:: GIVEN EXERCISE ::
In the entries, find all lines that hold the word "dash" and copy them.

Begin GIVEN ENTRIES

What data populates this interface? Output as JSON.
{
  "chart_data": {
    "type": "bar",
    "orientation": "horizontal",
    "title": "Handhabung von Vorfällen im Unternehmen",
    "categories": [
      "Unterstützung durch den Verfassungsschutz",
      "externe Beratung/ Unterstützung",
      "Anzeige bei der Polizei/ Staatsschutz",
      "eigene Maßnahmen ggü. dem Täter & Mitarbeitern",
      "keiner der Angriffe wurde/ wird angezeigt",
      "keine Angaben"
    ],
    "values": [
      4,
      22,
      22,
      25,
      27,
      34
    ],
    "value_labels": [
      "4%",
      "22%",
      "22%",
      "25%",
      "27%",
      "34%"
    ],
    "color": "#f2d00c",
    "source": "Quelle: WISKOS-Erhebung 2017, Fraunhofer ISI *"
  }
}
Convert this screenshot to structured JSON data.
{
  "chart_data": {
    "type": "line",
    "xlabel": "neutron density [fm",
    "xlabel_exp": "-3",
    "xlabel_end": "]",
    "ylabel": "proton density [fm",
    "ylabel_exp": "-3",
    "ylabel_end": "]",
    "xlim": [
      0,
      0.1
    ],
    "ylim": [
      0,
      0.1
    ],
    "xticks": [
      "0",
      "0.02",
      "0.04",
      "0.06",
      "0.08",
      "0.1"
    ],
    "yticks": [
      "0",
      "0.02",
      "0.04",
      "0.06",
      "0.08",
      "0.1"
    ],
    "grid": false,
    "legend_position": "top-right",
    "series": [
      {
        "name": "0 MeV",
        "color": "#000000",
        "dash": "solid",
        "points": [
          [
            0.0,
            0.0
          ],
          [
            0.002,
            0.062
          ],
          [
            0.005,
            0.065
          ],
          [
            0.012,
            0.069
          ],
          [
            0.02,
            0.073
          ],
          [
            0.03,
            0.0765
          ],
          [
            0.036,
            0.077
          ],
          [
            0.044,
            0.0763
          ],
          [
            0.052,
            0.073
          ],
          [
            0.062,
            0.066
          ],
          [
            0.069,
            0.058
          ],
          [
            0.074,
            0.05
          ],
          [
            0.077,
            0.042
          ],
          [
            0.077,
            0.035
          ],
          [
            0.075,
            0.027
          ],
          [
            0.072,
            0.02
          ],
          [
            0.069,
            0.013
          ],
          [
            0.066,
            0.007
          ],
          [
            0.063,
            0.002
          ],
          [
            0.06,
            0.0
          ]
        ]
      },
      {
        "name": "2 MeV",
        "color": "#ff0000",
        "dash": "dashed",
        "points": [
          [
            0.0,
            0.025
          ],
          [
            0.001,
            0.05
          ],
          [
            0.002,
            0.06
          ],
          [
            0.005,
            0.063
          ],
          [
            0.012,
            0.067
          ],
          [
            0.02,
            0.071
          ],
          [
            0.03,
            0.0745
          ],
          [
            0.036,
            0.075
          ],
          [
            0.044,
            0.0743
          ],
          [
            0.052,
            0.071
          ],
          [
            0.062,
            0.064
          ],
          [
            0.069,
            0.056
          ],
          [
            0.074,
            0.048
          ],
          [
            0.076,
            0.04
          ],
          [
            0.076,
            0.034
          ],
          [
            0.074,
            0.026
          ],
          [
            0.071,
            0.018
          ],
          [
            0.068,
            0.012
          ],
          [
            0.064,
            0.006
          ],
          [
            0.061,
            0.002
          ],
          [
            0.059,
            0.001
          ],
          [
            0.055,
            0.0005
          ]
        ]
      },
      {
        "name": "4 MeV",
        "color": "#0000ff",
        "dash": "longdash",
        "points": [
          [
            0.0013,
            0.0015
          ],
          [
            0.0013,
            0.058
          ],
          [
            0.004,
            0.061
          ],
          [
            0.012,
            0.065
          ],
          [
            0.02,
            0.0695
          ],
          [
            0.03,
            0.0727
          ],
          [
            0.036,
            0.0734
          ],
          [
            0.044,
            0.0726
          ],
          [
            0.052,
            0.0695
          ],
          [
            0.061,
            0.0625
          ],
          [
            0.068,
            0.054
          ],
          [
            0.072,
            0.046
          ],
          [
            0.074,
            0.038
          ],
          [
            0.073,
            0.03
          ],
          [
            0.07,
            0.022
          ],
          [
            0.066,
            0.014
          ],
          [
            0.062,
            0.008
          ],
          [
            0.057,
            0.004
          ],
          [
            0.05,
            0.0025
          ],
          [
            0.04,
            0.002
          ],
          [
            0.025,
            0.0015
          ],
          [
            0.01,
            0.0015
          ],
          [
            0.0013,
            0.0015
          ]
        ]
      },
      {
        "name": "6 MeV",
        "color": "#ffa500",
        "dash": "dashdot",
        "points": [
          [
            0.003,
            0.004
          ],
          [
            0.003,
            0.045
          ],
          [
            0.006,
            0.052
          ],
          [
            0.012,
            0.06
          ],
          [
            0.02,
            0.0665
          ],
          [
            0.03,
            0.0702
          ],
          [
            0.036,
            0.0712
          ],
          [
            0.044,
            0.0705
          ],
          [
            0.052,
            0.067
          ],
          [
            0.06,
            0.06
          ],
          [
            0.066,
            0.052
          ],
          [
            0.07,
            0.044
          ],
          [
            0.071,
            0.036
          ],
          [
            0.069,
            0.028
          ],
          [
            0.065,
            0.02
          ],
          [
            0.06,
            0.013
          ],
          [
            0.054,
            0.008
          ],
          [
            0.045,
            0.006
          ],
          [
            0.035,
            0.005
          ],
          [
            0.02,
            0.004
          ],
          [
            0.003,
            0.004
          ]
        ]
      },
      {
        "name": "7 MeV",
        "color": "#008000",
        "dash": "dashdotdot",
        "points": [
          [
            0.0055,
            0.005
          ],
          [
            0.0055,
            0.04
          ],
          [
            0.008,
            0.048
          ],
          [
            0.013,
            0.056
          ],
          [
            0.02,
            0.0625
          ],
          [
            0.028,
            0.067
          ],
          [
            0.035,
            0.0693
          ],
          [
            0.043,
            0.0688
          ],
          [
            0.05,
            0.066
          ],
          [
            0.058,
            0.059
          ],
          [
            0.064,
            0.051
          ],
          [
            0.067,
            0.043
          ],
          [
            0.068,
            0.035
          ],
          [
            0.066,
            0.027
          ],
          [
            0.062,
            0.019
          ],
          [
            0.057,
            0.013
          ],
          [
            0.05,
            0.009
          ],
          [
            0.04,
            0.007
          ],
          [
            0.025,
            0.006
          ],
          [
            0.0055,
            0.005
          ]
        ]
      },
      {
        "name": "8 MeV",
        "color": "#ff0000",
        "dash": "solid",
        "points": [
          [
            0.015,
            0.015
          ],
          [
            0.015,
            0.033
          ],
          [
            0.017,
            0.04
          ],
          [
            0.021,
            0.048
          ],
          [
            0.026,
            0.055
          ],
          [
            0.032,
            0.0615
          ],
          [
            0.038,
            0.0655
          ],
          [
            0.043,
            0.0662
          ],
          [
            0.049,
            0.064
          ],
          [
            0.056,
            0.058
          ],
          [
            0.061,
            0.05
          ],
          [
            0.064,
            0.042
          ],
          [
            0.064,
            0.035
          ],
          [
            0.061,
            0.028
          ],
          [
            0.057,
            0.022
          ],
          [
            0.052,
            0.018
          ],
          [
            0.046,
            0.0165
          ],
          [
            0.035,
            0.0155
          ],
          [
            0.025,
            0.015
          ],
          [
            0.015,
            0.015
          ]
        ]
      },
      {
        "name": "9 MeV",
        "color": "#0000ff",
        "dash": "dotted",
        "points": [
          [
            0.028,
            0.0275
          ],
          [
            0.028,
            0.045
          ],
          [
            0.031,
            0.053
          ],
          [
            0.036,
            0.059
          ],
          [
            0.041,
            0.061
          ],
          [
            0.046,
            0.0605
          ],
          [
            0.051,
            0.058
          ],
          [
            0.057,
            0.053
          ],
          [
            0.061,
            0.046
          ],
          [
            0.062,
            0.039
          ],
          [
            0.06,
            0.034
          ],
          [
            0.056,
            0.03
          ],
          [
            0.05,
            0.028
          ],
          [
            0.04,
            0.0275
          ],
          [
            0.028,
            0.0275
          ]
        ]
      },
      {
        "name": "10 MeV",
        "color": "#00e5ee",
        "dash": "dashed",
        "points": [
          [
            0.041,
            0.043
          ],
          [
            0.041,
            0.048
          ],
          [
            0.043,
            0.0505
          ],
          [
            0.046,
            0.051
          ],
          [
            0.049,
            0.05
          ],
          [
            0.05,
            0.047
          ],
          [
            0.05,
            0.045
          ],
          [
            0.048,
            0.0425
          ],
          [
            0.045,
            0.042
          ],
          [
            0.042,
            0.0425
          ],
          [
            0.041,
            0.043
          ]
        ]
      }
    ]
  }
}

End GIVEN ENTRIES

:: ANSWER TO THE EXERCISE ::
        "dash": "solid",
        "dash": "dashed",
        "dash": "longdash",
        "dash": "dashdot",
        "dash": "dashdotdot",
        "dash": "solid",
        "dash": "dotted",
        "dash": "dashed",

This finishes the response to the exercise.